▶ Available records:
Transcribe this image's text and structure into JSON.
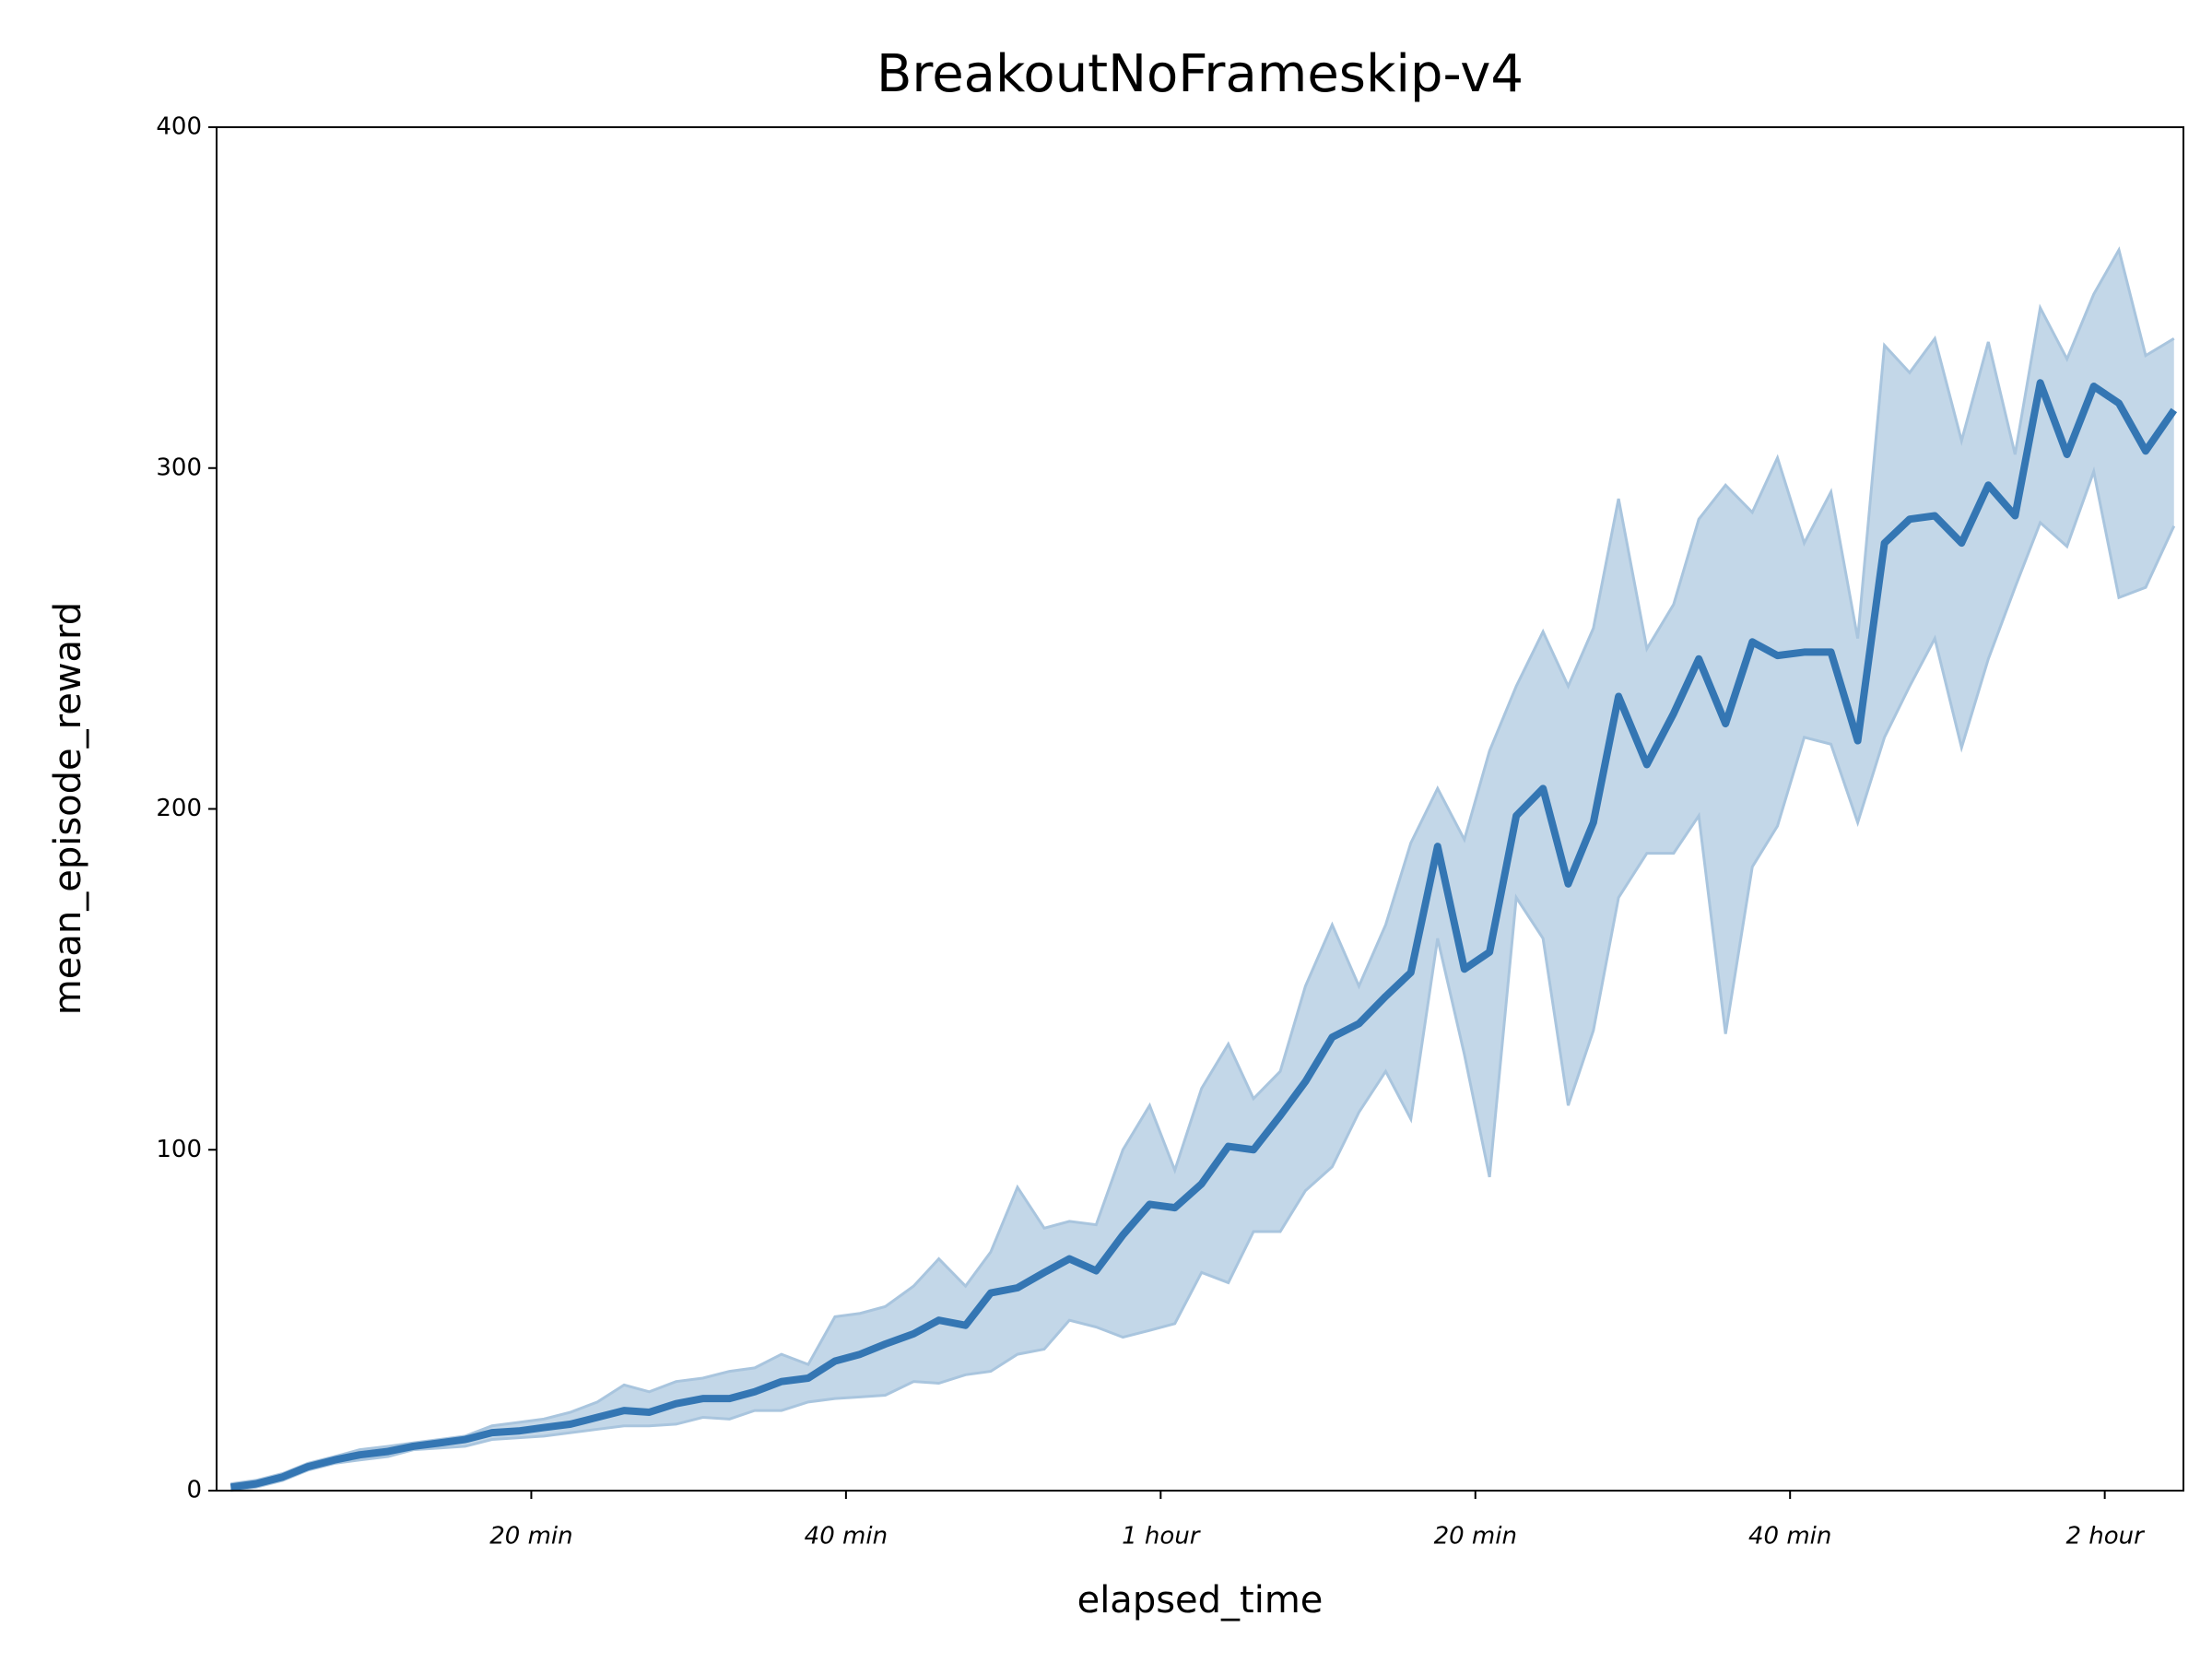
{
  "chart_data": {
    "type": "line",
    "title": "BreakoutNoFrameskip-v4",
    "x_label": "elapsed_time",
    "y_label": "mean_episode_reward",
    "xlim": [
      0,
      125
    ],
    "ylim": [
      0,
      400
    ],
    "xticks": [
      {
        "value": 20,
        "label": "20 min"
      },
      {
        "value": 40,
        "label": "40 min"
      },
      {
        "value": 60,
        "label": "1 hour"
      },
      {
        "value": 80,
        "label": "20 min"
      },
      {
        "value": 100,
        "label": "40 min"
      },
      {
        "value": 120,
        "label": "2 hour"
      }
    ],
    "yticks": [
      0,
      100,
      200,
      300,
      400
    ],
    "x": [
      0.9,
      2.5,
      4.2,
      5.8,
      7.5,
      9.1,
      10.9,
      12.5,
      14.2,
      15.8,
      17.5,
      19.2,
      20.8,
      22.5,
      24.2,
      25.9,
      27.5,
      29.2,
      30.9,
      32.6,
      34.2,
      35.9,
      37.6,
      39.3,
      40.9,
      42.5,
      44.3,
      45.9,
      47.6,
      49.2,
      50.9,
      52.6,
      54.2,
      55.9,
      57.6,
      59.3,
      60.9,
      62.6,
      64.3,
      65.9,
      67.6,
      69.2,
      70.9,
      72.6,
      74.3,
      75.9,
      77.6,
      79.3,
      80.9,
      82.6,
      84.3,
      85.9,
      87.5,
      89.1,
      90.9,
      92.6,
      94.2,
      95.9,
      97.6,
      99.2,
      100.9,
      102.6,
      104.3,
      106.0,
      107.6,
      109.2,
      110.9,
      112.6,
      114.3,
      115.9,
      117.6,
      119.3,
      120.9,
      122.6,
      124.4
    ],
    "series": [
      {
        "color": "#3476b3",
        "band_color": "#c3d7e8",
        "band_edge": "#a9c5de",
        "values": [
          1,
          2,
          4,
          7,
          9,
          10.5,
          11.5,
          13,
          14,
          15,
          17,
          17.5,
          18.5,
          19.5,
          21.5,
          23.5,
          23,
          25.5,
          27,
          27,
          29,
          32,
          33,
          38,
          40,
          43,
          46,
          50,
          48.5,
          58,
          59.5,
          64,
          68,
          64.5,
          75,
          84,
          83,
          90,
          101,
          100,
          110,
          120,
          133,
          137,
          145,
          152,
          189,
          153,
          158,
          198,
          206,
          178,
          196,
          233,
          213,
          228,
          244,
          225,
          249,
          245,
          246,
          246,
          220,
          278,
          285,
          286,
          278,
          295,
          286,
          325,
          304,
          324,
          319,
          305,
          317
        ],
        "lower": [
          0,
          1,
          3,
          6,
          8,
          9,
          10,
          12,
          12.5,
          13,
          15,
          15.5,
          16,
          17,
          18,
          19,
          19,
          19.5,
          21.5,
          21,
          23.5,
          23.5,
          26,
          27,
          27.5,
          28,
          32,
          31.5,
          34,
          35,
          40,
          41.5,
          50,
          48,
          45,
          47,
          49,
          64,
          61,
          76,
          76,
          88,
          95,
          111,
          123,
          109,
          162,
          128,
          92,
          174,
          162,
          113,
          135,
          174,
          187,
          187,
          198,
          134,
          183,
          195,
          221,
          219,
          196,
          221,
          236,
          250,
          218,
          244,
          265,
          284,
          277,
          299,
          262,
          265,
          283
        ],
        "upper": [
          2,
          3,
          5,
          8,
          10,
          12,
          13,
          14,
          15,
          16,
          19,
          20,
          21,
          23,
          26,
          31,
          29,
          32,
          33,
          35,
          36,
          40,
          37,
          51,
          52,
          54,
          60,
          68,
          60,
          70,
          89,
          77,
          79,
          78,
          100,
          113,
          94,
          118,
          131,
          115,
          123,
          148,
          166,
          148,
          166,
          190,
          206,
          191,
          217,
          236,
          252,
          236,
          253,
          291,
          247,
          260,
          285,
          295,
          287,
          303,
          278,
          293,
          250,
          336,
          328,
          338,
          308,
          337,
          304,
          347,
          332,
          351,
          364,
          333,
          338
        ]
      }
    ]
  }
}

▶ Task: Return to the listing above and set it down exactly, leaving out its pictures.

▶ Result of this task:
Transcribe this image's text and structure into JSON.
{
  "chart_data": {
    "type": "line",
    "title": "BreakoutNoFrameskip-v4",
    "x_label": "elapsed_time",
    "y_label": "mean_episode_reward",
    "xlim": [
      0,
      125
    ],
    "ylim": [
      0,
      400
    ],
    "xticks": [
      {
        "value": 20,
        "label": "20 min"
      },
      {
        "value": 40,
        "label": "40 min"
      },
      {
        "value": 60,
        "label": "1 hour"
      },
      {
        "value": 80,
        "label": "20 min"
      },
      {
        "value": 100,
        "label": "40 min"
      },
      {
        "value": 120,
        "label": "2 hour"
      }
    ],
    "yticks": [
      0,
      100,
      200,
      300,
      400
    ],
    "x": [
      0.9,
      2.5,
      4.2,
      5.8,
      7.5,
      9.1,
      10.9,
      12.5,
      14.2,
      15.8,
      17.5,
      19.2,
      20.8,
      22.5,
      24.2,
      25.9,
      27.5,
      29.2,
      30.9,
      32.6,
      34.2,
      35.9,
      37.6,
      39.3,
      40.9,
      42.5,
      44.3,
      45.9,
      47.6,
      49.2,
      50.9,
      52.6,
      54.2,
      55.9,
      57.6,
      59.3,
      60.9,
      62.6,
      64.3,
      65.9,
      67.6,
      69.2,
      70.9,
      72.6,
      74.3,
      75.9,
      77.6,
      79.3,
      80.9,
      82.6,
      84.3,
      85.9,
      87.5,
      89.1,
      90.9,
      92.6,
      94.2,
      95.9,
      97.6,
      99.2,
      100.9,
      102.6,
      104.3,
      106.0,
      107.6,
      109.2,
      110.9,
      112.6,
      114.3,
      115.9,
      117.6,
      119.3,
      120.9,
      122.6,
      124.4
    ],
    "series": [
      {
        "color": "#3476b3",
        "band_color": "#c3d7e8",
        "band_edge": "#a9c5de",
        "values": [
          1,
          2,
          4,
          7,
          9,
          10.5,
          11.5,
          13,
          14,
          15,
          17,
          17.5,
          18.5,
          19.5,
          21.5,
          23.5,
          23,
          25.5,
          27,
          27,
          29,
          32,
          33,
          38,
          40,
          43,
          46,
          50,
          48.5,
          58,
          59.5,
          64,
          68,
          64.5,
          75,
          84,
          83,
          90,
          101,
          100,
          110,
          120,
          133,
          137,
          145,
          152,
          189,
          153,
          158,
          198,
          206,
          178,
          196,
          233,
          213,
          228,
          244,
          225,
          249,
          245,
          246,
          246,
          220,
          278,
          285,
          286,
          278,
          295,
          286,
          325,
          304,
          324,
          319,
          305,
          317
        ],
        "lower": [
          0,
          1,
          3,
          6,
          8,
          9,
          10,
          12,
          12.5,
          13,
          15,
          15.5,
          16,
          17,
          18,
          19,
          19,
          19.5,
          21.5,
          21,
          23.5,
          23.5,
          26,
          27,
          27.5,
          28,
          32,
          31.5,
          34,
          35,
          40,
          41.5,
          50,
          48,
          45,
          47,
          49,
          64,
          61,
          76,
          76,
          88,
          95,
          111,
          123,
          109,
          162,
          128,
          92,
          174,
          162,
          113,
          135,
          174,
          187,
          187,
          198,
          134,
          183,
          195,
          221,
          219,
          196,
          221,
          236,
          250,
          218,
          244,
          265,
          284,
          277,
          299,
          262,
          265,
          283
        ],
        "upper": [
          2,
          3,
          5,
          8,
          10,
          12,
          13,
          14,
          15,
          16,
          19,
          20,
          21,
          23,
          26,
          31,
          29,
          32,
          33,
          35,
          36,
          40,
          37,
          51,
          52,
          54,
          60,
          68,
          60,
          70,
          89,
          77,
          79,
          78,
          100,
          113,
          94,
          118,
          131,
          115,
          123,
          148,
          166,
          148,
          166,
          190,
          206,
          191,
          217,
          236,
          252,
          236,
          253,
          291,
          247,
          260,
          285,
          295,
          287,
          303,
          278,
          293,
          250,
          336,
          328,
          338,
          308,
          337,
          304,
          347,
          332,
          351,
          364,
          333,
          338
        ]
      }
    ]
  }
}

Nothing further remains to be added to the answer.